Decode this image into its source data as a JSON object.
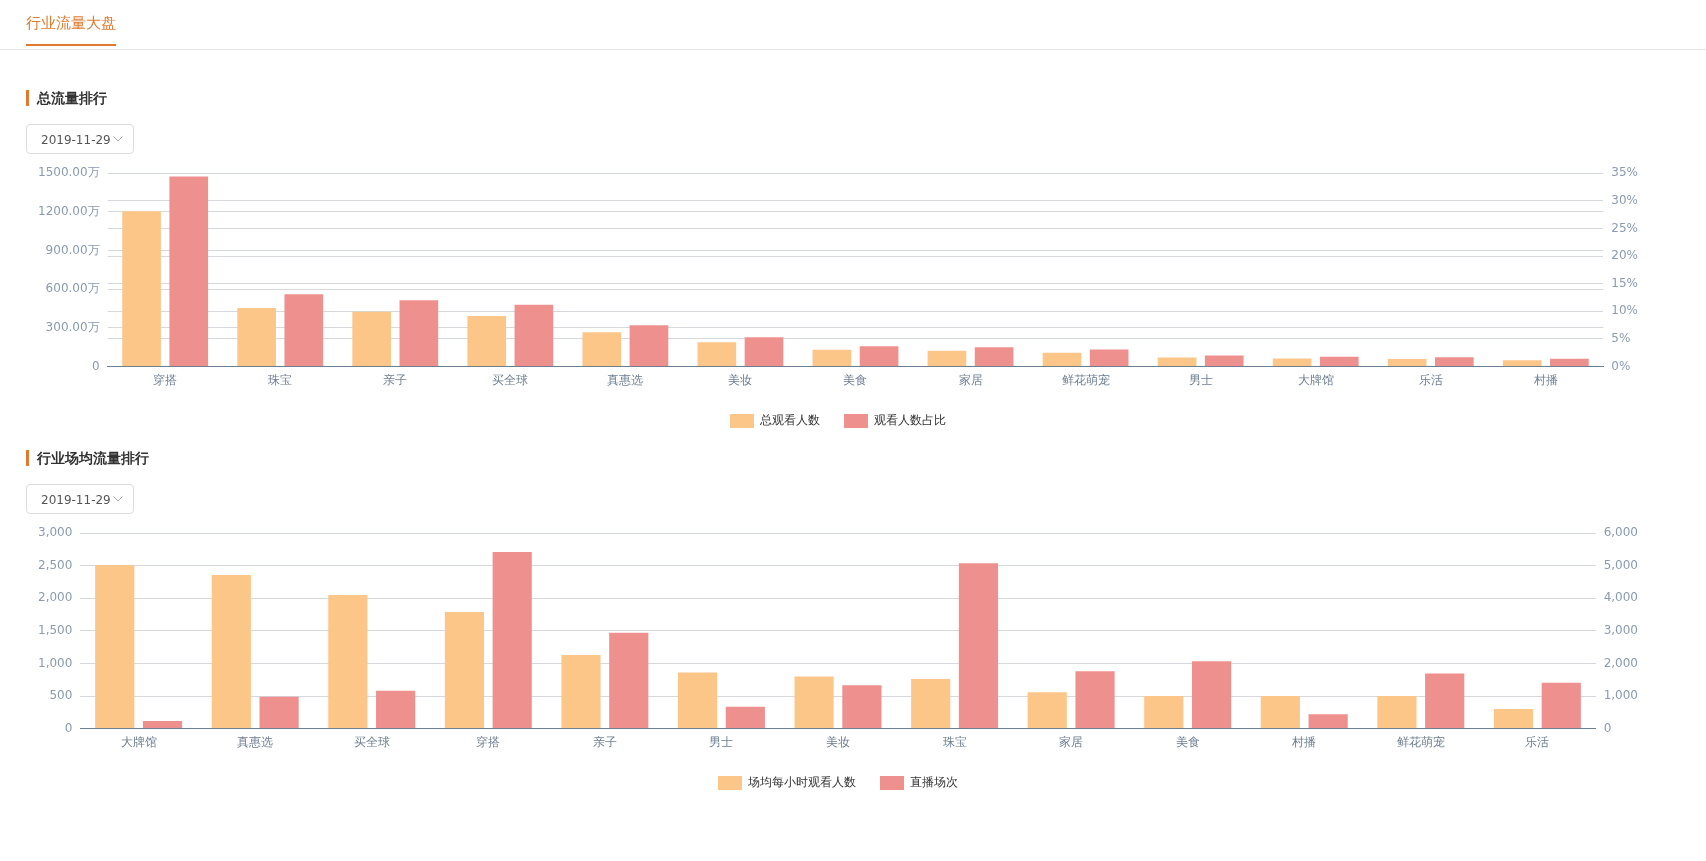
{
  "chart_data": [
    {
      "type": "bar",
      "title": "总流量排行",
      "annotations": [
        "行业流量大盘",
        "2019-11-29"
      ],
      "categories": [
        "穿搭",
        "珠宝",
        "亲子",
        "买全球",
        "真惠选",
        "美妆",
        "美食",
        "家居",
        "鲜花萌宠",
        "男士",
        "大牌馆",
        "乐活",
        "村播"
      ],
      "series": [
        {
          "name": "总观看人数",
          "color": "#fdc689",
          "values": [
            1205,
            454,
            425,
            392,
            266,
            188,
            131,
            123,
            107,
            70,
            62,
            58,
            49
          ]
        },
        {
          "name": "观看人数占比",
          "color": "#ee908e",
          "axis": "y2",
          "values": [
            34.4,
            13.1,
            12.0,
            11.2,
            7.5,
            5.3,
            3.7,
            3.5,
            3.1,
            2.0,
            1.8,
            1.7,
            1.4
          ]
        }
      ],
      "ylim": [
        0,
        1500
      ],
      "yticks": [
        0,
        {
          "value": 300,
          "label": "300.00万"
        },
        {
          "value": 600,
          "label": "600.00万"
        },
        {
          "value": 900,
          "label": "900.00万"
        },
        {
          "value": 1200,
          "label": "1200.00万"
        },
        {
          "value": 1500,
          "label": "1500.00万"
        }
      ],
      "y2lim": [
        0,
        35
      ],
      "y2ticks": [
        {
          "value": 0,
          "label": "0%"
        },
        {
          "value": 5,
          "label": "5%"
        },
        {
          "value": 10,
          "label": "10%"
        },
        {
          "value": 15,
          "label": "15%"
        },
        {
          "value": 20,
          "label": "20%"
        },
        {
          "value": 25,
          "label": "25%"
        },
        {
          "value": 30,
          "label": "30%"
        },
        {
          "value": 35,
          "label": "35%"
        }
      ],
      "grid": true,
      "legend": "bottom"
    },
    {
      "type": "bar",
      "title": "行业场均流量排行",
      "annotations": [
        "2019-11-29"
      ],
      "categories": [
        "大牌馆",
        "真惠选",
        "买全球",
        "穿搭",
        "亲子",
        "男士",
        "美妆",
        "珠宝",
        "家居",
        "美食",
        "村播",
        "鲜花萌宠",
        "乐活"
      ],
      "series": [
        {
          "name": "场均每小时观看人数",
          "color": "#fdc689",
          "values": [
            2510,
            2360,
            2050,
            1790,
            1130,
            860,
            800,
            760,
            560,
            500,
            500,
            500,
            300
          ]
        },
        {
          "name": "直播场次",
          "color": "#ee908e",
          "axis": "y2",
          "values": [
            230,
            980,
            1160,
            5420,
            2940,
            670,
            1330,
            5080,
            1760,
            2070,
            440,
            1690,
            1410
          ]
        }
      ],
      "ylim": [
        0,
        3000
      ],
      "yticks": [
        0,
        {
          "value": 500,
          "label": "500"
        },
        {
          "value": 1000,
          "label": "1,000"
        },
        {
          "value": 1500,
          "label": "1,500"
        },
        {
          "value": 2000,
          "label": "2,000"
        },
        {
          "value": 2500,
          "label": "2,500"
        },
        {
          "value": 3000,
          "label": "3,000"
        }
      ],
      "y2lim": [
        0,
        6000
      ],
      "y2ticks": [
        0,
        {
          "value": 1000,
          "label": "1,000"
        },
        {
          "value": 2000,
          "label": "2,000"
        },
        {
          "value": 3000,
          "label": "3,000"
        },
        {
          "value": 4000,
          "label": "4,000"
        },
        {
          "value": 5000,
          "label": "5,000"
        },
        {
          "value": 6000,
          "label": "6,000"
        }
      ],
      "grid": true,
      "legend": "bottom"
    }
  ]
}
○ ○ ○ ○ ○ ○ ○
Copy the records above exactly, omitting every picture.

CORRECT RESPONSE -
Decode this image into its source data as a JSON object.
{
  "chart_data": [
    {
      "type": "bar",
      "title": "总流量排行",
      "annotations": [
        "行业流量大盘",
        "2019-11-29"
      ],
      "categories": [
        "穿搭",
        "珠宝",
        "亲子",
        "买全球",
        "真惠选",
        "美妆",
        "美食",
        "家居",
        "鲜花萌宠",
        "男士",
        "大牌馆",
        "乐活",
        "村播"
      ],
      "series": [
        {
          "name": "总观看人数",
          "color": "#fdc689",
          "values": [
            1205,
            454,
            425,
            392,
            266,
            188,
            131,
            123,
            107,
            70,
            62,
            58,
            49
          ]
        },
        {
          "name": "观看人数占比",
          "color": "#ee908e",
          "axis": "y2",
          "values": [
            34.4,
            13.1,
            12.0,
            11.2,
            7.5,
            5.3,
            3.7,
            3.5,
            3.1,
            2.0,
            1.8,
            1.7,
            1.4
          ]
        }
      ],
      "ylim": [
        0,
        1500
      ],
      "yticks": [
        0,
        {
          "value": 300,
          "label": "300.00万"
        },
        {
          "value": 600,
          "label": "600.00万"
        },
        {
          "value": 900,
          "label": "900.00万"
        },
        {
          "value": 1200,
          "label": "1200.00万"
        },
        {
          "value": 1500,
          "label": "1500.00万"
        }
      ],
      "y2lim": [
        0,
        35
      ],
      "y2ticks": [
        {
          "value": 0,
          "label": "0%"
        },
        {
          "value": 5,
          "label": "5%"
        },
        {
          "value": 10,
          "label": "10%"
        },
        {
          "value": 15,
          "label": "15%"
        },
        {
          "value": 20,
          "label": "20%"
        },
        {
          "value": 25,
          "label": "25%"
        },
        {
          "value": 30,
          "label": "30%"
        },
        {
          "value": 35,
          "label": "35%"
        }
      ],
      "grid": true,
      "legend": "bottom"
    },
    {
      "type": "bar",
      "title": "行业场均流量排行",
      "annotations": [
        "2019-11-29"
      ],
      "categories": [
        "大牌馆",
        "真惠选",
        "买全球",
        "穿搭",
        "亲子",
        "男士",
        "美妆",
        "珠宝",
        "家居",
        "美食",
        "村播",
        "鲜花萌宠",
        "乐活"
      ],
      "series": [
        {
          "name": "场均每小时观看人数",
          "color": "#fdc689",
          "values": [
            2510,
            2360,
            2050,
            1790,
            1130,
            860,
            800,
            760,
            560,
            500,
            500,
            500,
            300
          ]
        },
        {
          "name": "直播场次",
          "color": "#ee908e",
          "axis": "y2",
          "values": [
            230,
            980,
            1160,
            5420,
            2940,
            670,
            1330,
            5080,
            1760,
            2070,
            440,
            1690,
            1410
          ]
        }
      ],
      "ylim": [
        0,
        3000
      ],
      "yticks": [
        0,
        {
          "value": 500,
          "label": "500"
        },
        {
          "value": 1000,
          "label": "1,000"
        },
        {
          "value": 1500,
          "label": "1,500"
        },
        {
          "value": 2000,
          "label": "2,000"
        },
        {
          "value": 2500,
          "label": "2,500"
        },
        {
          "value": 3000,
          "label": "3,000"
        }
      ],
      "y2lim": [
        0,
        6000
      ],
      "y2ticks": [
        0,
        {
          "value": 1000,
          "label": "1,000"
        },
        {
          "value": 2000,
          "label": "2,000"
        },
        {
          "value": 3000,
          "label": "3,000"
        },
        {
          "value": 4000,
          "label": "4,000"
        },
        {
          "value": 5000,
          "label": "5,000"
        },
        {
          "value": 6000,
          "label": "6,000"
        }
      ],
      "grid": true,
      "legend": "bottom"
    }
  ]
}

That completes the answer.